** Begin Given entries **

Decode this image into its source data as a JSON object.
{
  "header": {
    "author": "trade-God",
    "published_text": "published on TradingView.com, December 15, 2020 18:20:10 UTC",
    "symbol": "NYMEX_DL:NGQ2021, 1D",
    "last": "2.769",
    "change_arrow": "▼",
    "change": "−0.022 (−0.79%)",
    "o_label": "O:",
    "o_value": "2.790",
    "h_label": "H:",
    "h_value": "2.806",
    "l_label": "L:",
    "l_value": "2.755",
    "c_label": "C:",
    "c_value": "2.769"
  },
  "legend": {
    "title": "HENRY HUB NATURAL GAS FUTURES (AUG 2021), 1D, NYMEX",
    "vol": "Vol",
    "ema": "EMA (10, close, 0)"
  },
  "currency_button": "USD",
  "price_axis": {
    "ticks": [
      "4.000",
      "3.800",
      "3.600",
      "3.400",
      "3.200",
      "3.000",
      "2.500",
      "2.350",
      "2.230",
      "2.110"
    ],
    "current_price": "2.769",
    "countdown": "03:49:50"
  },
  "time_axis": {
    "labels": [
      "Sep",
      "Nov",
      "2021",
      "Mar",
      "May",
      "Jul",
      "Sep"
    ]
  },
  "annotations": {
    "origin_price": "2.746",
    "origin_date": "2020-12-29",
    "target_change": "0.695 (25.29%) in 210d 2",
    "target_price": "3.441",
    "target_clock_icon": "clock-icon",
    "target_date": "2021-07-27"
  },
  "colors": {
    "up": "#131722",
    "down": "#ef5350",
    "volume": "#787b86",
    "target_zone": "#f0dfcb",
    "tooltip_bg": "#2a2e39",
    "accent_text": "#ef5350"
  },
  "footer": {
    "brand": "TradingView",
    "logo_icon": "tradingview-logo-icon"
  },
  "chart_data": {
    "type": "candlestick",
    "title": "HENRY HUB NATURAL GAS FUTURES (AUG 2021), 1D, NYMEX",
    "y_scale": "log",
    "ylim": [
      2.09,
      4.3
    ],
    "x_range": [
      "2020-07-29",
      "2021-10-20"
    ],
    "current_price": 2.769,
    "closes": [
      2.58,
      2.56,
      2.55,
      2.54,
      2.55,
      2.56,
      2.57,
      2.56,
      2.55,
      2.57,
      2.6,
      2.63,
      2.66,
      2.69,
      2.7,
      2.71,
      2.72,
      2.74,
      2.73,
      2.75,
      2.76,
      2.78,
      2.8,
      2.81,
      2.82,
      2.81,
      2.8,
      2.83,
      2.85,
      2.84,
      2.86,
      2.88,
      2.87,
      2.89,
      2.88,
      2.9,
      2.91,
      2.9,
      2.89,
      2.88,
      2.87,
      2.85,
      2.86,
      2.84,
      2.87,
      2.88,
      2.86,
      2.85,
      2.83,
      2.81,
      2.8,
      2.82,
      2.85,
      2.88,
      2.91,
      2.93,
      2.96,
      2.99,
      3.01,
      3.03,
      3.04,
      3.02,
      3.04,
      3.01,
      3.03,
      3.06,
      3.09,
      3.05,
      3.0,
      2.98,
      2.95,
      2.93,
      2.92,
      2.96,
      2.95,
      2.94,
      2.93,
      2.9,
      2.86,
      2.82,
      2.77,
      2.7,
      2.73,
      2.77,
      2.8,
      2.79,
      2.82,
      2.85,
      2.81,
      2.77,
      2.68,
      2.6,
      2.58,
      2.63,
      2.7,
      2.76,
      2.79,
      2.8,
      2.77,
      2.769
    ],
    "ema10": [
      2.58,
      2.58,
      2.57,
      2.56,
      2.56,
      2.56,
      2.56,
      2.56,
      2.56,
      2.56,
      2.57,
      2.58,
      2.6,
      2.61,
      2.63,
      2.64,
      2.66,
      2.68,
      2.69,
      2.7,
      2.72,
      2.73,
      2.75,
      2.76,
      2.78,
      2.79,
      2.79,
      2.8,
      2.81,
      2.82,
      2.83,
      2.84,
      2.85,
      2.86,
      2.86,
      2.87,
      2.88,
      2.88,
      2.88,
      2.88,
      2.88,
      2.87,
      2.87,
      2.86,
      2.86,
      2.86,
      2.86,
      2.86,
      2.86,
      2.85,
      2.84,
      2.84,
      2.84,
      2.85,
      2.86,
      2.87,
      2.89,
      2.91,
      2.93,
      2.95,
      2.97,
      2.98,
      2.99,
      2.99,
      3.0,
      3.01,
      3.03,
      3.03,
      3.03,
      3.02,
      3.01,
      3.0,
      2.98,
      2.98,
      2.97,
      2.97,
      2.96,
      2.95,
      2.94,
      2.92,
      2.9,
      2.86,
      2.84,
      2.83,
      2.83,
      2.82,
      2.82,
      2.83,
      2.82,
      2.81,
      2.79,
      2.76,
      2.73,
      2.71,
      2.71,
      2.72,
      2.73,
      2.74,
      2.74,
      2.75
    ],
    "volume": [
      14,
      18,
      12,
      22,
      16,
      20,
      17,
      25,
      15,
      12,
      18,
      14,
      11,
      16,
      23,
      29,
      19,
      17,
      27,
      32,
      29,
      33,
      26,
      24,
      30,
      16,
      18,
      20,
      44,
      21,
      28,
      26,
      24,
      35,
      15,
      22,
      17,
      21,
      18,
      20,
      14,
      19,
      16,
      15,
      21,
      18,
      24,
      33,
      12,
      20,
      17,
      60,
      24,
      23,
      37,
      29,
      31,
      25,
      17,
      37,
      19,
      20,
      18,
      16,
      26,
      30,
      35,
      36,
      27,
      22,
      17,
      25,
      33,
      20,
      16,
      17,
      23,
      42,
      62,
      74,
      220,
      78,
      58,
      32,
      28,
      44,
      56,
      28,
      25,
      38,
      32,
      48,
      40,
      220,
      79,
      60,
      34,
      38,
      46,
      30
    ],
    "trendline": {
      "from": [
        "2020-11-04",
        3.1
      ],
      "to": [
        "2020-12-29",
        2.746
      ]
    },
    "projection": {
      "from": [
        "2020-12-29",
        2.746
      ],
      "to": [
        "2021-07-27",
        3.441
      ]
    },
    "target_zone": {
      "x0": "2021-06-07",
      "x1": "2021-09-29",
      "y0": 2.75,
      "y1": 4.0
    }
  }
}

** End Given entries **

▶ What this task involves: Repeat all the entries exactly as given.

▶ Written answer:
Decode this image into its source data as a JSON object.
{
  "header": {
    "author": "trade-God",
    "published_text": "published on TradingView.com, December 15, 2020 18:20:10 UTC",
    "symbol": "NYMEX_DL:NGQ2021, 1D",
    "last": "2.769",
    "change_arrow": "▼",
    "change": "−0.022 (−0.79%)",
    "o_label": "O:",
    "o_value": "2.790",
    "h_label": "H:",
    "h_value": "2.806",
    "l_label": "L:",
    "l_value": "2.755",
    "c_label": "C:",
    "c_value": "2.769"
  },
  "legend": {
    "title": "HENRY HUB NATURAL GAS FUTURES (AUG 2021), 1D, NYMEX",
    "vol": "Vol",
    "ema": "EMA (10, close, 0)"
  },
  "currency_button": "USD",
  "price_axis": {
    "ticks": [
      "4.000",
      "3.800",
      "3.600",
      "3.400",
      "3.200",
      "3.000",
      "2.500",
      "2.350",
      "2.230",
      "2.110"
    ],
    "current_price": "2.769",
    "countdown": "03:49:50"
  },
  "time_axis": {
    "labels": [
      "Sep",
      "Nov",
      "2021",
      "Mar",
      "May",
      "Jul",
      "Sep"
    ]
  },
  "annotations": {
    "origin_price": "2.746",
    "origin_date": "2020-12-29",
    "target_change": "0.695 (25.29%) in 210d 2",
    "target_price": "3.441",
    "target_clock_icon": "clock-icon",
    "target_date": "2021-07-27"
  },
  "colors": {
    "up": "#131722",
    "down": "#ef5350",
    "volume": "#787b86",
    "target_zone": "#f0dfcb",
    "tooltip_bg": "#2a2e39",
    "accent_text": "#ef5350"
  },
  "footer": {
    "brand": "TradingView",
    "logo_icon": "tradingview-logo-icon"
  },
  "chart_data": {
    "type": "candlestick",
    "title": "HENRY HUB NATURAL GAS FUTURES (AUG 2021), 1D, NYMEX",
    "y_scale": "log",
    "ylim": [
      2.09,
      4.3
    ],
    "x_range": [
      "2020-07-29",
      "2021-10-20"
    ],
    "current_price": 2.769,
    "closes": [
      2.58,
      2.56,
      2.55,
      2.54,
      2.55,
      2.56,
      2.57,
      2.56,
      2.55,
      2.57,
      2.6,
      2.63,
      2.66,
      2.69,
      2.7,
      2.71,
      2.72,
      2.74,
      2.73,
      2.75,
      2.76,
      2.78,
      2.8,
      2.81,
      2.82,
      2.81,
      2.8,
      2.83,
      2.85,
      2.84,
      2.86,
      2.88,
      2.87,
      2.89,
      2.88,
      2.9,
      2.91,
      2.9,
      2.89,
      2.88,
      2.87,
      2.85,
      2.86,
      2.84,
      2.87,
      2.88,
      2.86,
      2.85,
      2.83,
      2.81,
      2.8,
      2.82,
      2.85,
      2.88,
      2.91,
      2.93,
      2.96,
      2.99,
      3.01,
      3.03,
      3.04,
      3.02,
      3.04,
      3.01,
      3.03,
      3.06,
      3.09,
      3.05,
      3.0,
      2.98,
      2.95,
      2.93,
      2.92,
      2.96,
      2.95,
      2.94,
      2.93,
      2.9,
      2.86,
      2.82,
      2.77,
      2.7,
      2.73,
      2.77,
      2.8,
      2.79,
      2.82,
      2.85,
      2.81,
      2.77,
      2.68,
      2.6,
      2.58,
      2.63,
      2.7,
      2.76,
      2.79,
      2.8,
      2.77,
      2.769
    ],
    "ema10": [
      2.58,
      2.58,
      2.57,
      2.56,
      2.56,
      2.56,
      2.56,
      2.56,
      2.56,
      2.56,
      2.57,
      2.58,
      2.6,
      2.61,
      2.63,
      2.64,
      2.66,
      2.68,
      2.69,
      2.7,
      2.72,
      2.73,
      2.75,
      2.76,
      2.78,
      2.79,
      2.79,
      2.8,
      2.81,
      2.82,
      2.83,
      2.84,
      2.85,
      2.86,
      2.86,
      2.87,
      2.88,
      2.88,
      2.88,
      2.88,
      2.88,
      2.87,
      2.87,
      2.86,
      2.86,
      2.86,
      2.86,
      2.86,
      2.86,
      2.85,
      2.84,
      2.84,
      2.84,
      2.85,
      2.86,
      2.87,
      2.89,
      2.91,
      2.93,
      2.95,
      2.97,
      2.98,
      2.99,
      2.99,
      3.0,
      3.01,
      3.03,
      3.03,
      3.03,
      3.02,
      3.01,
      3.0,
      2.98,
      2.98,
      2.97,
      2.97,
      2.96,
      2.95,
      2.94,
      2.92,
      2.9,
      2.86,
      2.84,
      2.83,
      2.83,
      2.82,
      2.82,
      2.83,
      2.82,
      2.81,
      2.79,
      2.76,
      2.73,
      2.71,
      2.71,
      2.72,
      2.73,
      2.74,
      2.74,
      2.75
    ],
    "volume": [
      14,
      18,
      12,
      22,
      16,
      20,
      17,
      25,
      15,
      12,
      18,
      14,
      11,
      16,
      23,
      29,
      19,
      17,
      27,
      32,
      29,
      33,
      26,
      24,
      30,
      16,
      18,
      20,
      44,
      21,
      28,
      26,
      24,
      35,
      15,
      22,
      17,
      21,
      18,
      20,
      14,
      19,
      16,
      15,
      21,
      18,
      24,
      33,
      12,
      20,
      17,
      60,
      24,
      23,
      37,
      29,
      31,
      25,
      17,
      37,
      19,
      20,
      18,
      16,
      26,
      30,
      35,
      36,
      27,
      22,
      17,
      25,
      33,
      20,
      16,
      17,
      23,
      42,
      62,
      74,
      220,
      78,
      58,
      32,
      28,
      44,
      56,
      28,
      25,
      38,
      32,
      48,
      40,
      220,
      79,
      60,
      34,
      38,
      46,
      30
    ],
    "trendline": {
      "from": [
        "2020-11-04",
        3.1
      ],
      "to": [
        "2020-12-29",
        2.746
      ]
    },
    "projection": {
      "from": [
        "2020-12-29",
        2.746
      ],
      "to": [
        "2021-07-27",
        3.441
      ]
    },
    "target_zone": {
      "x0": "2021-06-07",
      "x1": "2021-09-29",
      "y0": 2.75,
      "y1": 4.0
    }
  }
}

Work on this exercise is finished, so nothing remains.